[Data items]

□ □ □ □

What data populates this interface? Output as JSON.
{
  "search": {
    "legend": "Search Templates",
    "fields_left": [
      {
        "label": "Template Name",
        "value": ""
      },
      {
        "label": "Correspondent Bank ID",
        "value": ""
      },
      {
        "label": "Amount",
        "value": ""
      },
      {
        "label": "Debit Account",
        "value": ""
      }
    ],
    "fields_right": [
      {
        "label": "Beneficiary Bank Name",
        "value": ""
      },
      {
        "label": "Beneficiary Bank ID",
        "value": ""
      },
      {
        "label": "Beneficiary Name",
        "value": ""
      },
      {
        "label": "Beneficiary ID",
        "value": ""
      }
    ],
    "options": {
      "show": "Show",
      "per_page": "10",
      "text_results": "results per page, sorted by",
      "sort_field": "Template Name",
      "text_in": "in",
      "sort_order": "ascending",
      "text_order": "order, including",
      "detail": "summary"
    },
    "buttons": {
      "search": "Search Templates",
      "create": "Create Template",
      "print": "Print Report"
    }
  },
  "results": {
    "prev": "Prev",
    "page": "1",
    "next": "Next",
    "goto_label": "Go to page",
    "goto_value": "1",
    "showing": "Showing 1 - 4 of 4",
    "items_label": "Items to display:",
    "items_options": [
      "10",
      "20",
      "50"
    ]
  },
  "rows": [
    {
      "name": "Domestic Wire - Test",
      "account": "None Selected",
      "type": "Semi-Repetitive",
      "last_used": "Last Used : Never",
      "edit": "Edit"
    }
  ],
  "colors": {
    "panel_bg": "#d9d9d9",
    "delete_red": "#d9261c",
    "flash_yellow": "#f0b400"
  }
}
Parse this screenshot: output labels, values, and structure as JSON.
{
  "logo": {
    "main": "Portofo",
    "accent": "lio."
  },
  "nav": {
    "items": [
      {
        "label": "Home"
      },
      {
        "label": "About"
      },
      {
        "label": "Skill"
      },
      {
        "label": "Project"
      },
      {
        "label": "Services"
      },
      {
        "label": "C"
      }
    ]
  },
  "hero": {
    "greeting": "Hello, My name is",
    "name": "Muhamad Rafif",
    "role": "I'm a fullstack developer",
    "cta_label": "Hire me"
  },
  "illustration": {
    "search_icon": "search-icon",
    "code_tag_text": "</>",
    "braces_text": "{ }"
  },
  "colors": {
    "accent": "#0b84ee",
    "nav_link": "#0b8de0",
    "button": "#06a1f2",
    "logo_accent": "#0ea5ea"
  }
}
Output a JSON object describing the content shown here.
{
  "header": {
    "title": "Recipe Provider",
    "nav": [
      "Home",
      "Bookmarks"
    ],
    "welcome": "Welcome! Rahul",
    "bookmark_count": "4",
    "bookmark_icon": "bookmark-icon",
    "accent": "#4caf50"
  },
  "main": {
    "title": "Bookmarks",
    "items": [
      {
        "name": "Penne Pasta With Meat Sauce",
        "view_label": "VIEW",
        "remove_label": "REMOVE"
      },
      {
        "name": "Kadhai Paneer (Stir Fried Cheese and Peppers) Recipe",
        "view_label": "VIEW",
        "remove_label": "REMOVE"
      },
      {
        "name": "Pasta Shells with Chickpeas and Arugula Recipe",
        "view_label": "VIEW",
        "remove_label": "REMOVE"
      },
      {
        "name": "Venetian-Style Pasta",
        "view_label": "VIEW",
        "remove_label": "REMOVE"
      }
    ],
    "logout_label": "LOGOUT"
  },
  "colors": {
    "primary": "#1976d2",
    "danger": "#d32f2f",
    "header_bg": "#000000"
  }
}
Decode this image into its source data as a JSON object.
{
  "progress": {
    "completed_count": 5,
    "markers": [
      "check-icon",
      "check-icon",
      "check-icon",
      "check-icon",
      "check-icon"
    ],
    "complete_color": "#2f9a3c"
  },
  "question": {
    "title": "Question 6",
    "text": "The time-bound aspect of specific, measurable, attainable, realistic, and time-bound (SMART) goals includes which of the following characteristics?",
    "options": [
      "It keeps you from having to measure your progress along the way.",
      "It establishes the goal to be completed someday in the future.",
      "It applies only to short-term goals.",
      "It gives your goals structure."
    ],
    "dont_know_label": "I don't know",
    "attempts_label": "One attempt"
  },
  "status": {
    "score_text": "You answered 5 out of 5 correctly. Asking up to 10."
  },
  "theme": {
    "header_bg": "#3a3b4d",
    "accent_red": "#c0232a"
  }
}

□ □ □ □

• [Given request]:
Select all lines in the listing above where the word "progress" appears, and show them.

• [The reply]:
  "progress": {
      "It keeps you from having to measure your progress along the way.",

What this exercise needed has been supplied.